What you should do. Which lines have the string "color"? Copy all of them from the entries below.
= = = = = = =
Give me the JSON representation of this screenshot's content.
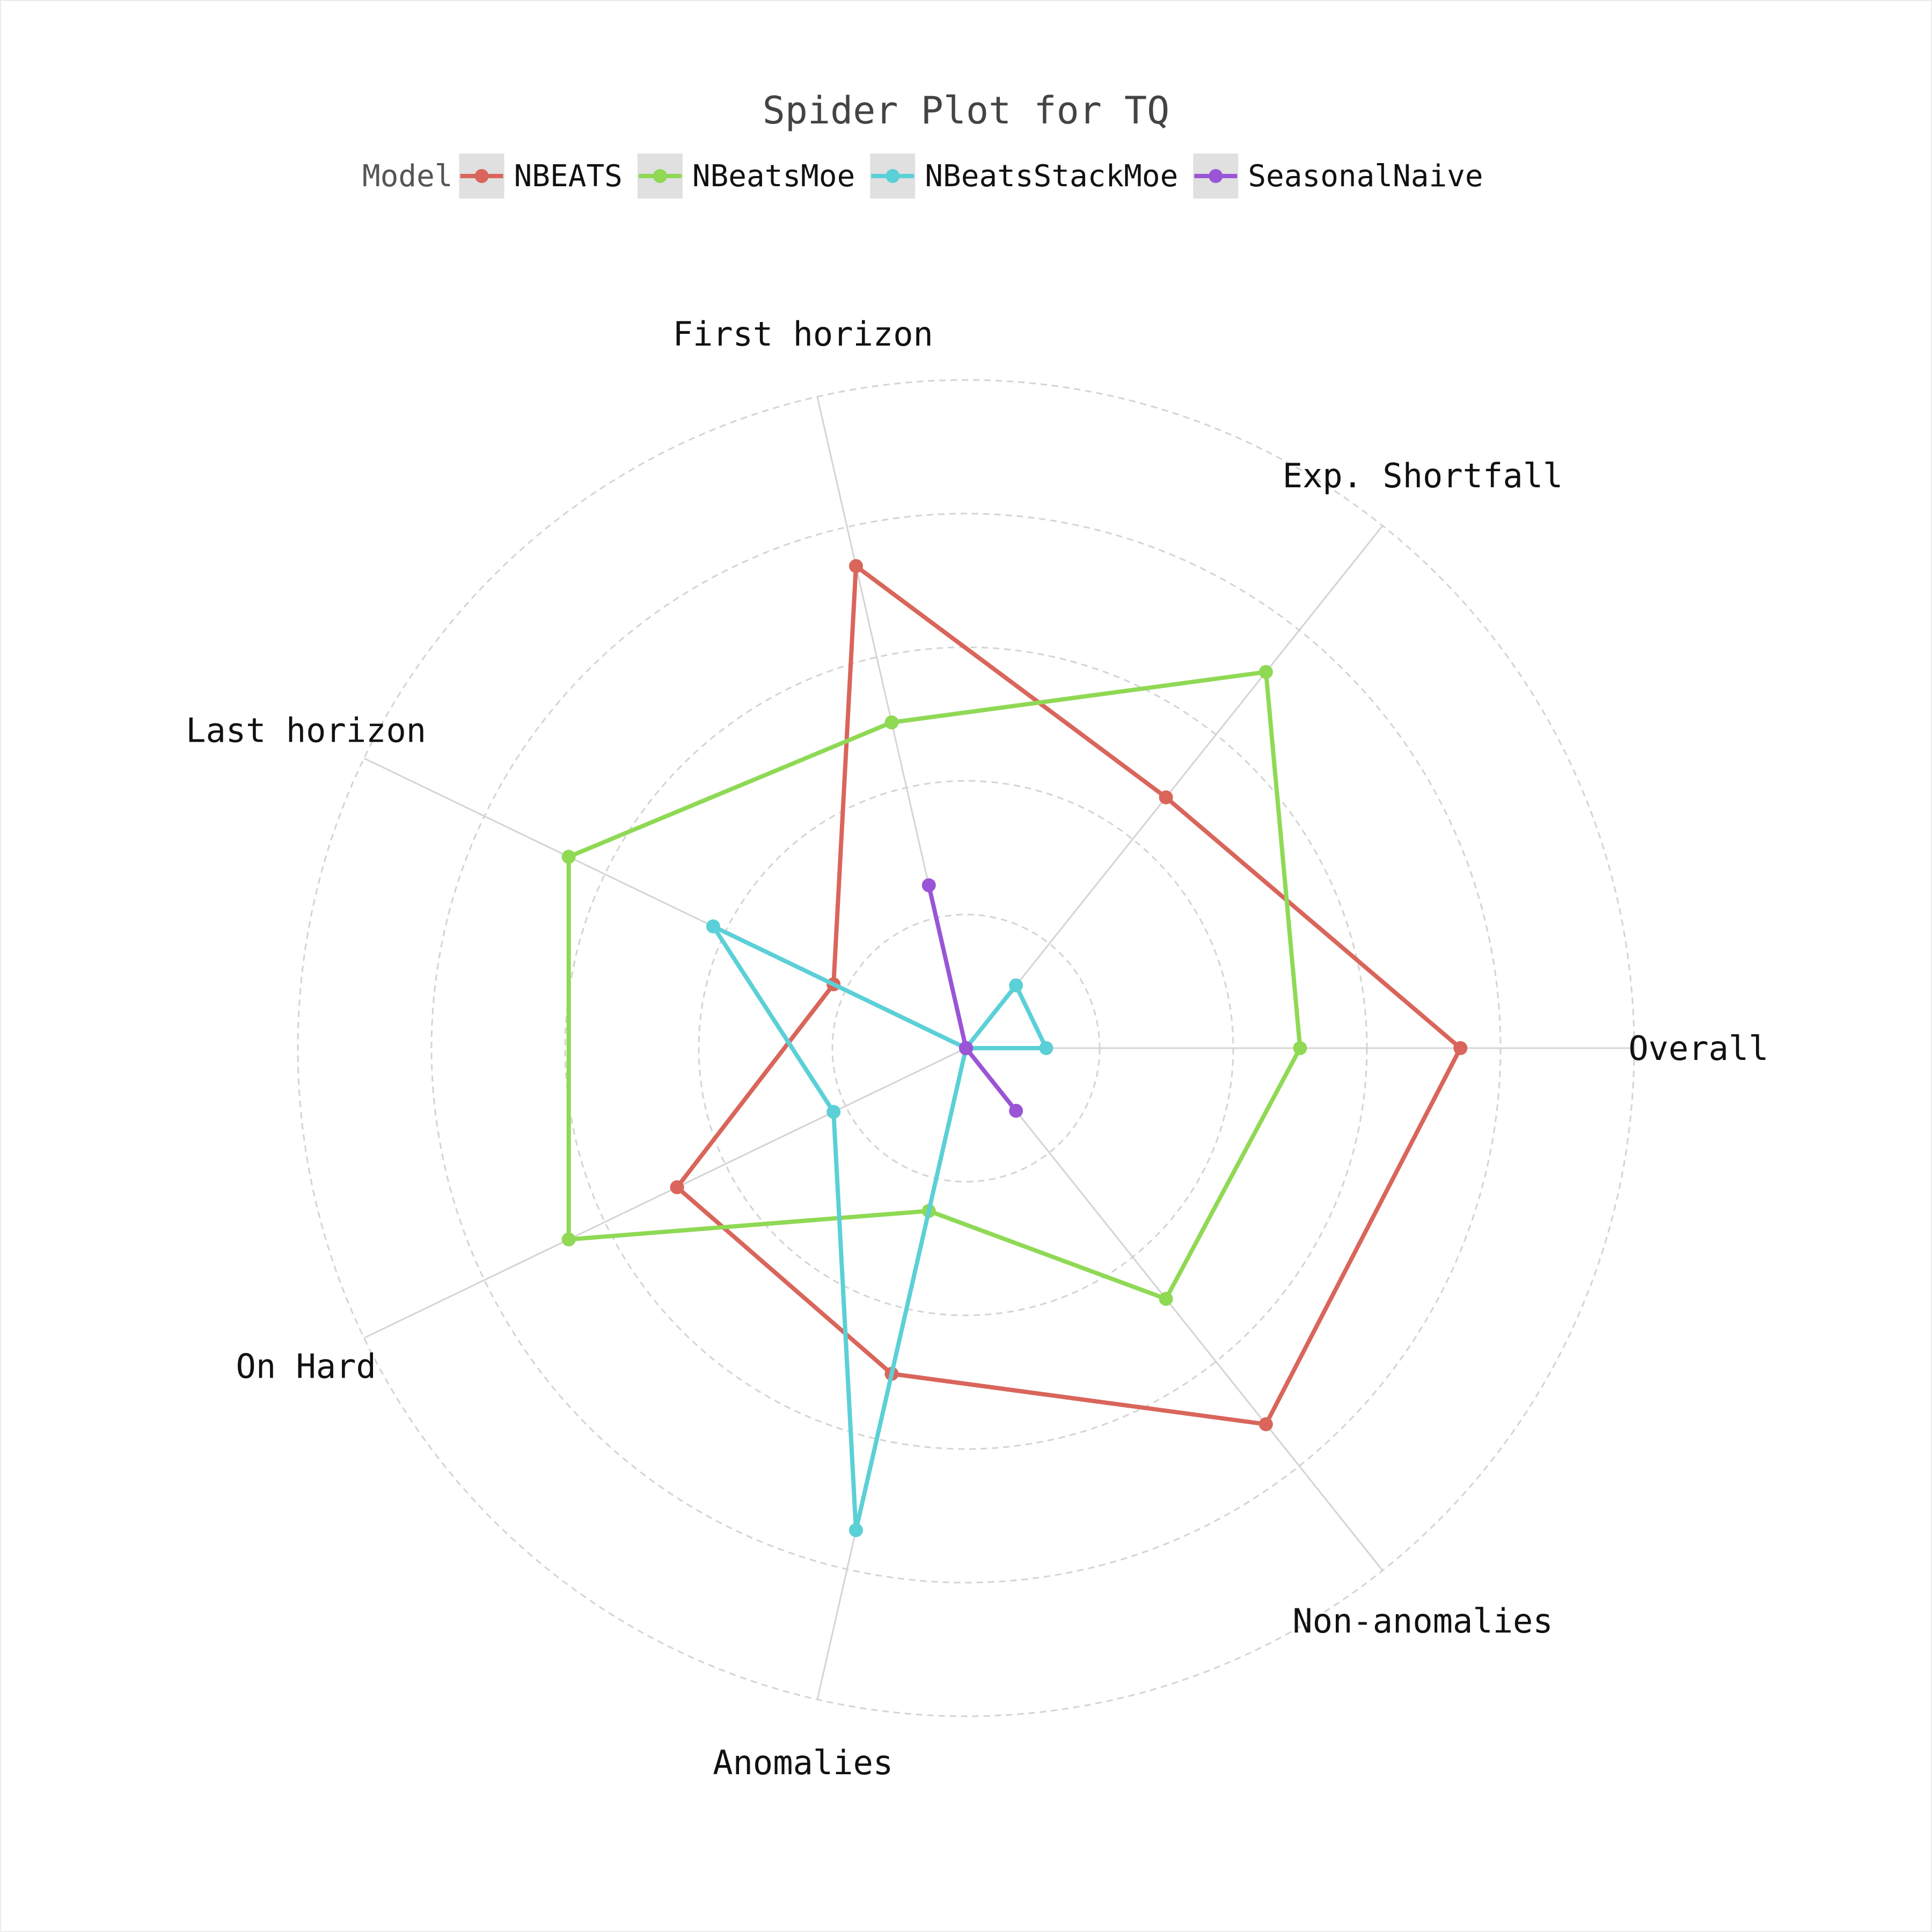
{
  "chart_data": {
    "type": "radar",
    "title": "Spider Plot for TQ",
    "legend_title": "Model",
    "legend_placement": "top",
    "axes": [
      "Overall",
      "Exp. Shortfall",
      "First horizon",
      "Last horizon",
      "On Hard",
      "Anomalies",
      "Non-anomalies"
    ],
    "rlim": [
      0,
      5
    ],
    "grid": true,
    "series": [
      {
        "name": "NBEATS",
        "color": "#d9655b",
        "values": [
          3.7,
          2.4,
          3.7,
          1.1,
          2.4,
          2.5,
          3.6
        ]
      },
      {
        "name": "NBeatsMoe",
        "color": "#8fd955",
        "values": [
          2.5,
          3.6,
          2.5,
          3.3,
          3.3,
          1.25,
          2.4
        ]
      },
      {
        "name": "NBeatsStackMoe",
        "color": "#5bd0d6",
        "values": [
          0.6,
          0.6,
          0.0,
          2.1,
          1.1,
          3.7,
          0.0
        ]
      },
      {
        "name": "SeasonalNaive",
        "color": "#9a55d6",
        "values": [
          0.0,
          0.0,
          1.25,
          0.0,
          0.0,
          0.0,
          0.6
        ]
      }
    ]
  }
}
= = = = = = =
Solution for this problem.
        "color": "#d9655b",
        "color": "#8fd955",
        "color": "#5bd0d6",
        "color": "#9a55d6",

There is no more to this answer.